:: EXERCISE INPUTS
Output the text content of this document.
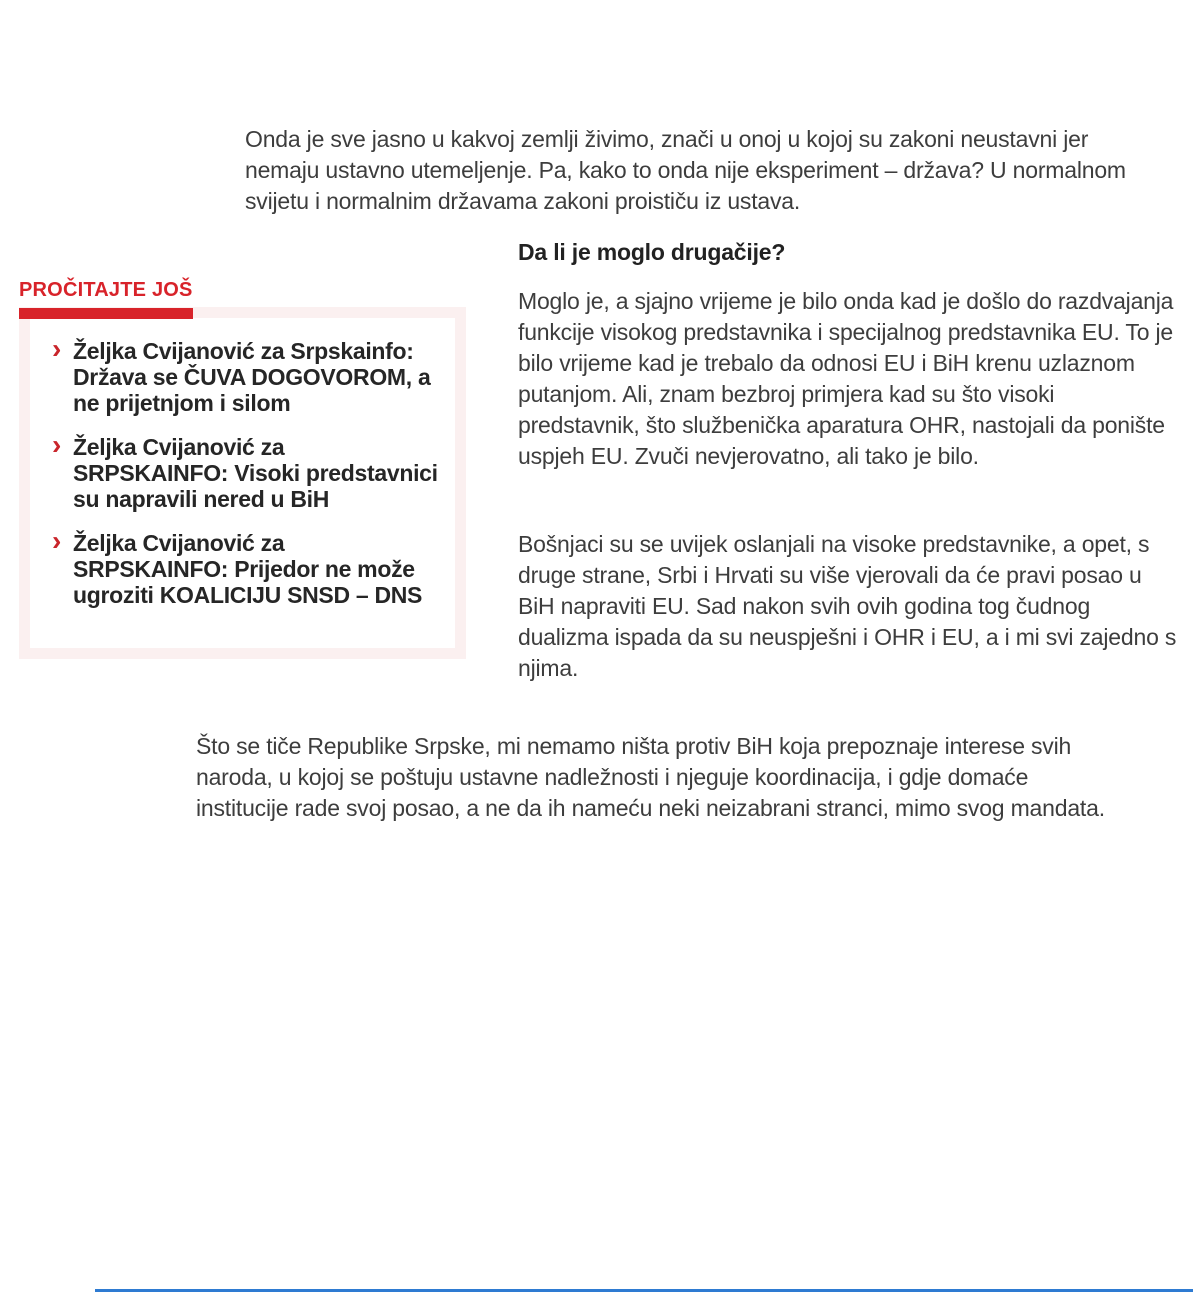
Onda je sve jasno u kakvoj zemlji živimo, znači u onoj u kojoj su zakoni neustavni jer nemaju ustavno utemeljenje. Pa, kako to onda nije eksperiment – država? U normalnom svijetu i normalnim državama zakoni proističu iz ustava.

Da li je moglo drugačije?
PROČITAJTE JOŠ
› Željka Cvijanović za Srpskainfo: Država se ČUVA DOGOVOROM, a ne prijetnjom i silom
› Željka Cvijanović za SRPSKAINFO: Visoki predstavnici su napravili nered u BiH
› Željka Cvijanović za SRPSKAINFO: Prijedor ne može ugroziti KOALICIJU SNSD – DNS

Moglo je, a sjajno vrijeme je bilo onda kad je došlo do razdvajanja funkcije visokog predstavnika i specijalnog predstavnika EU. To je bilo vrijeme kad je trebalo da odnosi EU i BiH krenu uzlaznom putanjom. Ali, znam bezbroj primjera kad su što visoki predstavnik, što službenička aparatura OHR, nastojali da ponište uspjeh EU. Zvuči nevjerovatno, ali tako je bilo.

Bošnjaci su se uvijek oslanjali na visoke predstavnike, a opet, s druge strane, Srbi i Hrvati su više vjerovali da će pravi posao u BiH napraviti EU. Sad nakon svih ovih godina tog čudnog dualizma ispada da su neuspješni i OHR i EU, a i mi svi zajedno s njima.

Što se tiče Republike Srpske, mi nemamo ništa protiv BiH koja prepoznaje interese svih naroda, u kojoj se poštuju ustavne nadležnosti i njeguje koordinacija, i gdje domaće institucije rade svoj posao, a ne da ih nameću neki neizabrani stranci, mimo svog mandata.
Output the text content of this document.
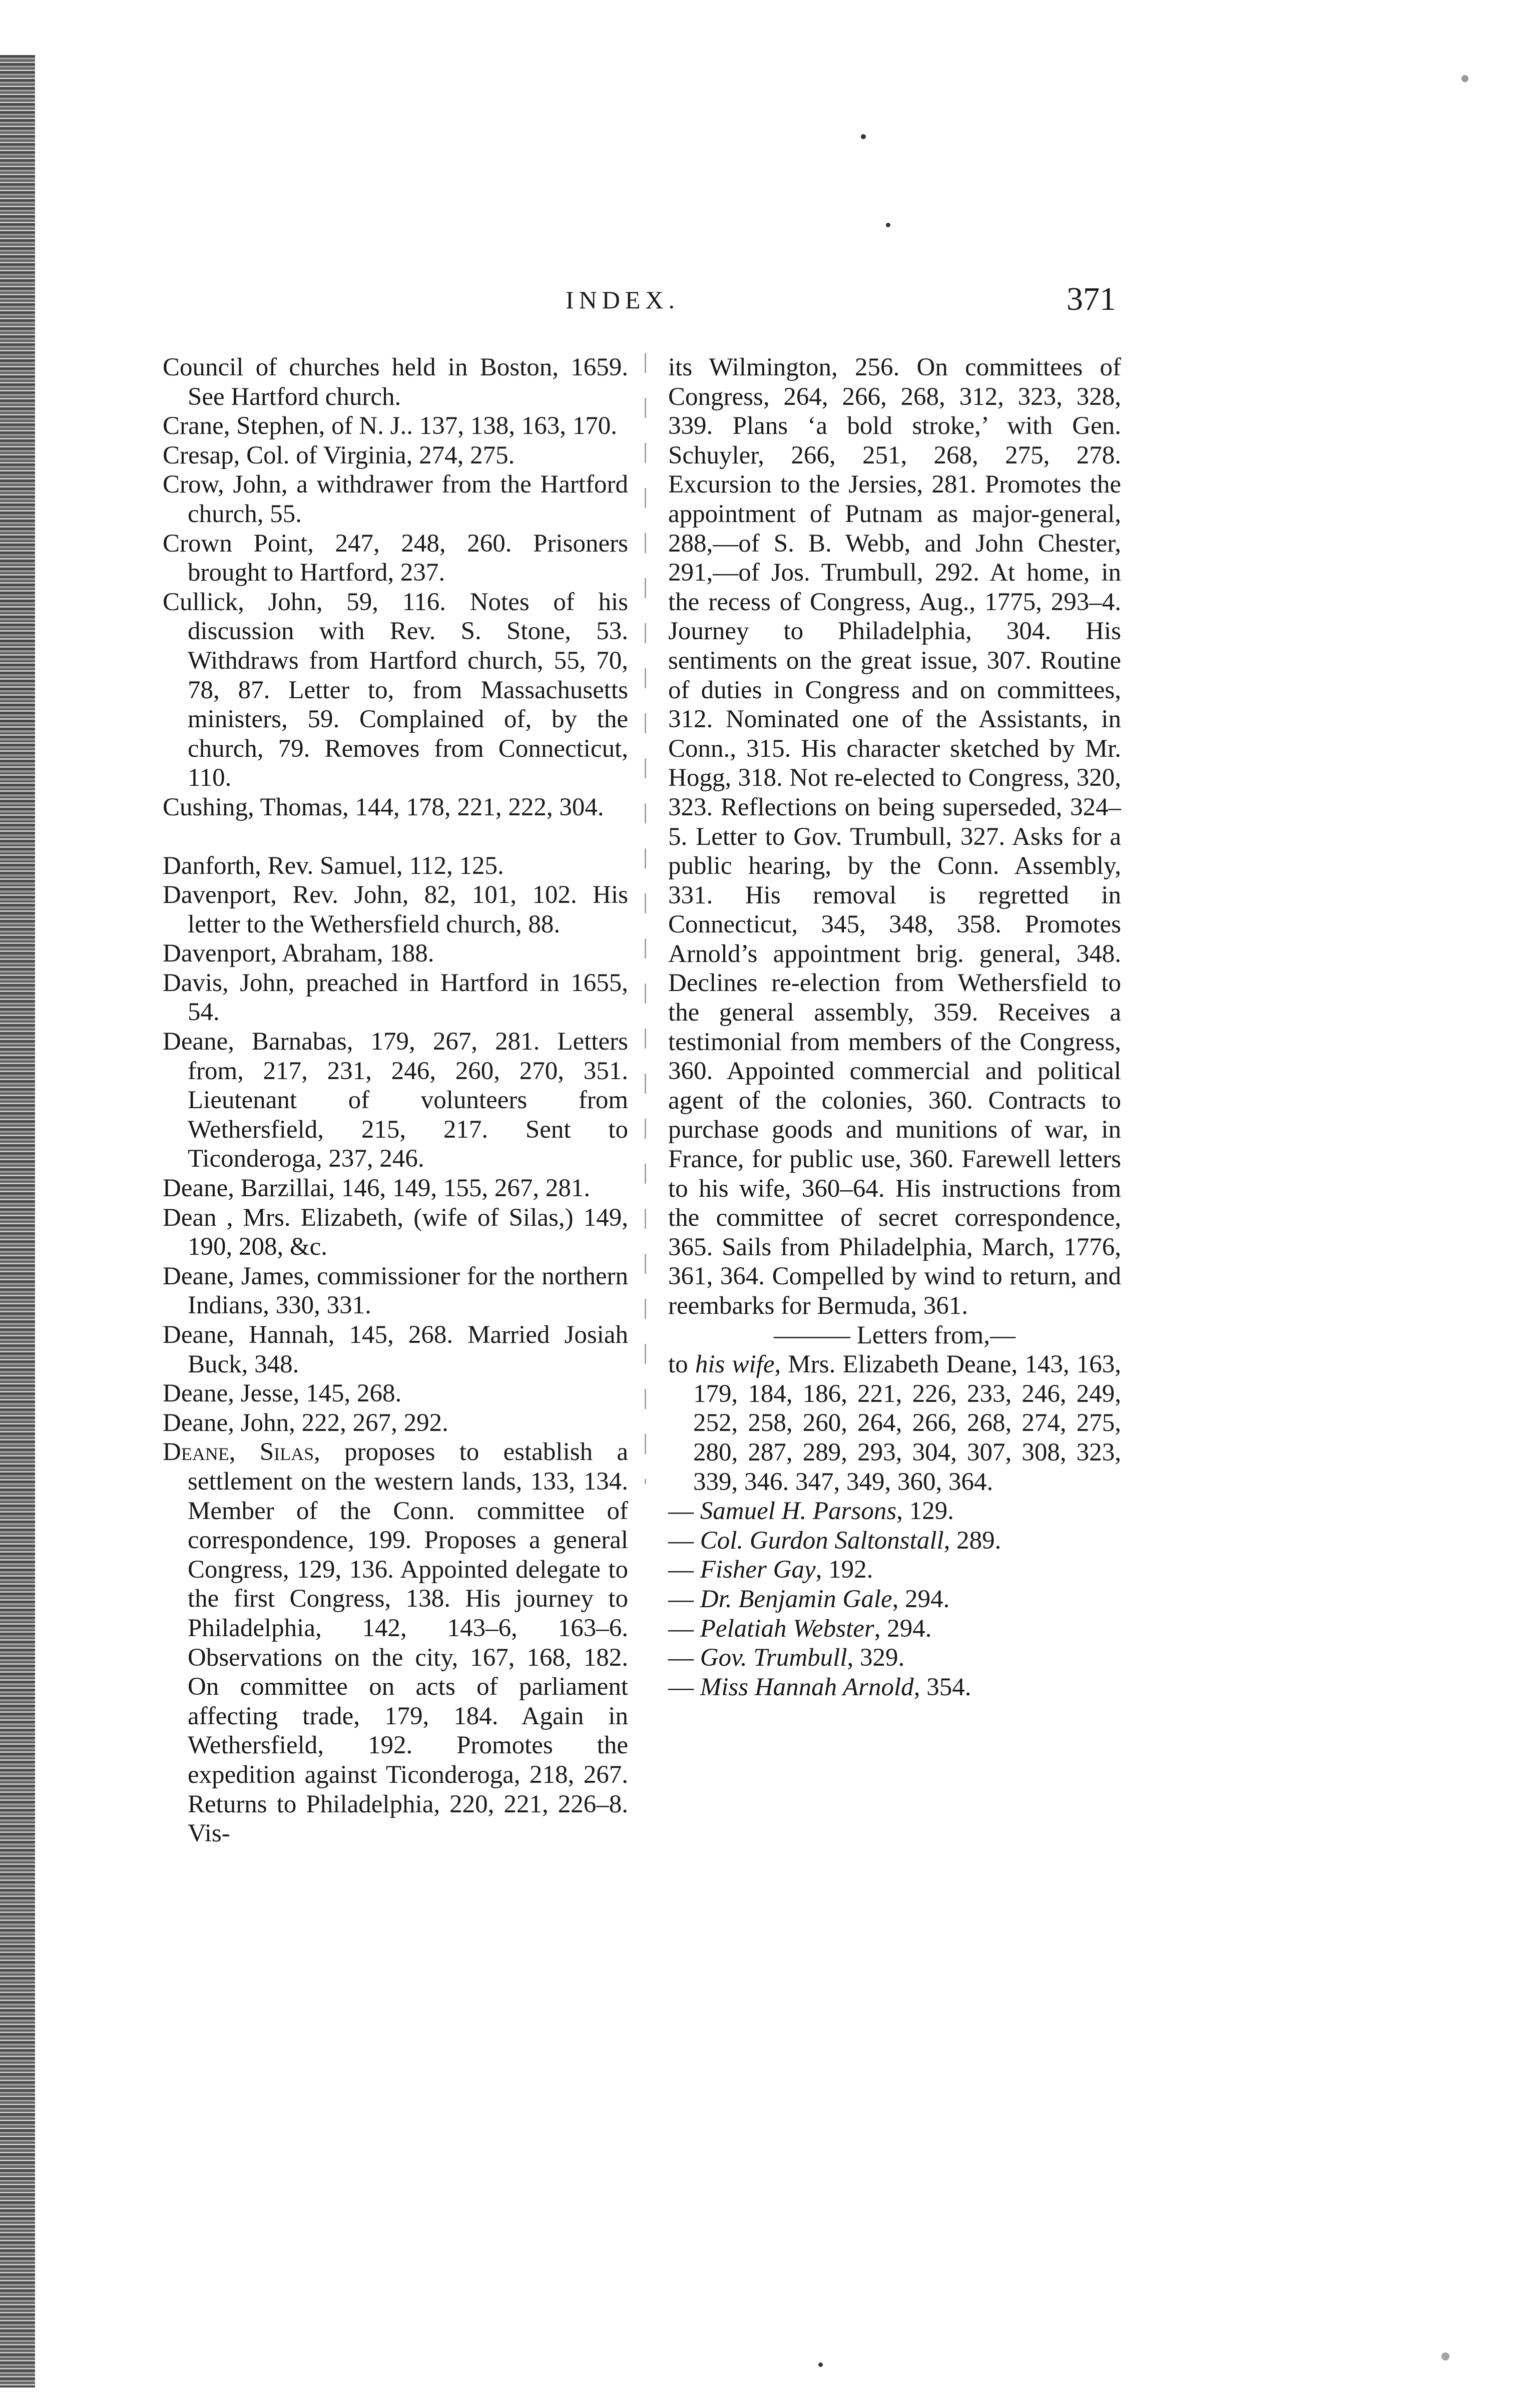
INDEX.	371
Council of churches held in Boston, 1659. See Hartford church.
Crane, Stephen, of N. J.. 137, 138, 163, 170.
Cresap, Col. of Virginia, 274, 275.
Crow, John, a withdrawer from the Hartford church, 55.
Crown Point, 247, 248, 260. Prisoners brought to Hartford, 237.
Cullick, John, 59, 116. Notes of his discussion with Rev. S. Stone, 53. Withdraws from Hartford church, 55, 70, 78, 87. Letter to, from Massachusetts ministers, 59. Complained of, by the church, 79. Removes from Connecticut, 110.
Cushing, Thomas, 144, 178, 221, 222, 304.
Danforth, Rev. Samuel, 112, 125.
Davenport, Rev. John, 82, 101, 102. His letter to the Wethersfield church, 88.
Davenport, Abraham, 188.
Davis, John, preached in Hartford in 1655, 54.
Deane, Barnabas, 179, 267, 281. Letters from, 217, 231, 246, 260, 270, 351. Lieutenant of volunteers from Wethersfield, 215, 217. Sent to Ticonderoga, 237, 246.
Deane, Barzillai, 146, 149, 155, 267, 281.
Dean , Mrs. Elizabeth, (wife of Silas,) 149, 190, 208, &c.
Deane, James, commissioner for the northern Indians, 330, 331.
Deane, Hannah, 145, 268. Married Josiah Buck, 348.
Deane, Jesse, 145, 268.
Deane, John, 222, 267, 292.
Deane, Silas, proposes to establish a settlement on the western lands, 133, 134. Member of the Conn. committee of correspondence, 199. Proposes a general Congress, 129, 136. Appointed delegate to the first Congress, 138. His journey to Philadelphia, 142, 143–6, 163–6. Observations on the city, 167, 168, 182. On committee on acts of parliament affecting trade, 179, 184. Again in Wethersfield, 192. Promotes the expedition against Ticonderoga, 218, 267. Returns to Philadelphia, 220, 221, 226–8. Vis-
its Wilmington, 256. On committees of Congress, 264, 266, 268, 312, 323, 328, 339. Plans ‘a bold stroke,’ with Gen. Schuyler, 266, 251, 268, 275, 278. Excursion to the Jersies, 281. Promotes the appointment of Putnam as major-general, 288,—of S. B. Webb, and John Chester, 291,—of Jos. Trumbull, 292. At home, in the recess of Congress, Aug., 1775, 293–4. Journey to Philadelphia, 304. His sentiments on the great issue, 307. Routine of duties in Congress and on committees, 312. Nominated one of the Assistants, in Conn., 315. His character sketched by Mr. Hogg, 318. Not re-elected to Congress, 320, 323. Reflections on being superseded, 324–5. Letter to Gov. Trumbull, 327. Asks for a public hearing, by the Conn. Assembly, 331. His removal is regretted in Connecticut, 345, 348, 358. Promotes Arnold’s appointment brig. general, 348. Declines re-election from Wethersfield to the general assembly, 359. Receives a testimonial from members of the Congress, 360. Appointed commercial and political agent of the colonies, 360. Contracts to purchase goods and munitions of war, in France, for public use, 360. Farewell letters to his wife, 360–64. His instructions from the committee of secret correspondence, 365. Sails from Philadelphia, March, 1776, 361, 364. Compelled by wind to return, and reembarks for Bermuda, 361.
——— Letters from,—
to his wife, Mrs. Elizabeth Deane, 143, 163, 179, 184, 186, 221, 226, 233, 246, 249, 252, 258, 260, 264, 266, 268, 274, 275, 280, 287, 289, 293, 304, 307, 308, 323, 339, 346. 347, 349, 360, 364.
— Samuel H. Parsons, 129.
— Col. Gurdon Saltonstall, 289.
— Fisher Gay, 192.
— Dr. Benjamin Gale, 294.
— Pelatiah Webster, 294.
— Gov. Trumbull, 329.
— Miss Hannah Arnold, 354.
::::
# SHORT EXERCISE
Pull every line containing the word "Cvijanović" out of the material.

# RESPONSE TO THIS EXERCISE
› Željka Cvijanović za Srpskainfo: Država se ČUVA DOGOVOROM, a ne prijetnjom i silom
› Željka Cvijanović za SRPSKAINFO: Visoki predstavnici su napravili nered u BiH
› Željka Cvijanović za SRPSKAINFO: Prijedor ne može ugroziti KOALICIJU SNSD – DNS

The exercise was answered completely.